What needs to be done: Look through the lines below and extract each one that contains "urte".

[Begin Extracted information]

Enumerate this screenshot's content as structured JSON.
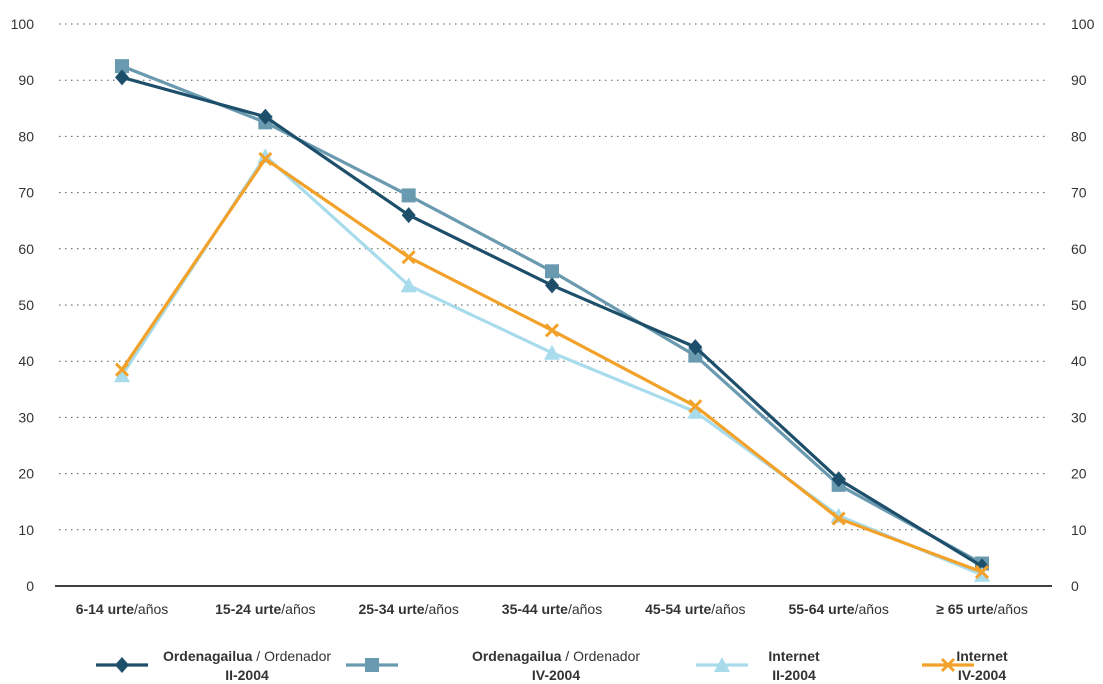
{
  "chart_data": {
    "type": "line",
    "categories": [
      {
        "bold": "6-14 urte",
        "normal": "/años"
      },
      {
        "bold": "15-24 urte",
        "normal": "/años"
      },
      {
        "bold": "25-34 urte",
        "normal": "/años"
      },
      {
        "bold": "35-44 urte",
        "normal": "/años"
      },
      {
        "bold": "45-54 urte",
        "normal": "/años"
      },
      {
        "bold": "55-64 urte",
        "normal": "/años"
      },
      {
        "bold": "≥ 65 urte",
        "normal": "/años"
      }
    ],
    "ylim": [
      0,
      100
    ],
    "yticks": [
      0,
      10,
      20,
      30,
      40,
      50,
      60,
      70,
      80,
      90,
      100
    ],
    "grid": "dotted-horizontal",
    "right_axis": true,
    "legend_position": "bottom",
    "series": [
      {
        "name_bold": "Ordenagailua",
        "name_normal": " / Ordenador",
        "period": "II-2004",
        "color": "#1d4f6b",
        "marker": "diamond",
        "values": [
          90.5,
          83.5,
          66,
          53.5,
          42.5,
          19,
          3.5
        ]
      },
      {
        "name_bold": "Ordenagailua",
        "name_normal": " / Ordenador",
        "period": "IV-2004",
        "color": "#6a9ab0",
        "marker": "square",
        "values": [
          92.5,
          82.5,
          69.5,
          56,
          41,
          18,
          4
        ]
      },
      {
        "name_bold": "Internet",
        "name_normal": "",
        "period": "II-2004",
        "color": "#a8dced",
        "marker": "triangle",
        "values": [
          37.5,
          76.5,
          53.5,
          41.5,
          31,
          12.5,
          2
        ]
      },
      {
        "name_bold": "Internet",
        "name_normal": "",
        "period": "IV-2004",
        "color": "#f2a22a",
        "marker": "x",
        "values": [
          38.5,
          76,
          58.5,
          45.5,
          32,
          12,
          2.5
        ]
      }
    ]
  }
}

[End Extracted information]

Output of the exercise:
        "bold": "6-14 urte",
        "bold": "15-24 urte",
        "bold": "25-34 urte",
        "bold": "35-44 urte",
        "bold": "45-54 urte",
        "bold": "55-64 urte",
        "bold": "≥ 65 urte",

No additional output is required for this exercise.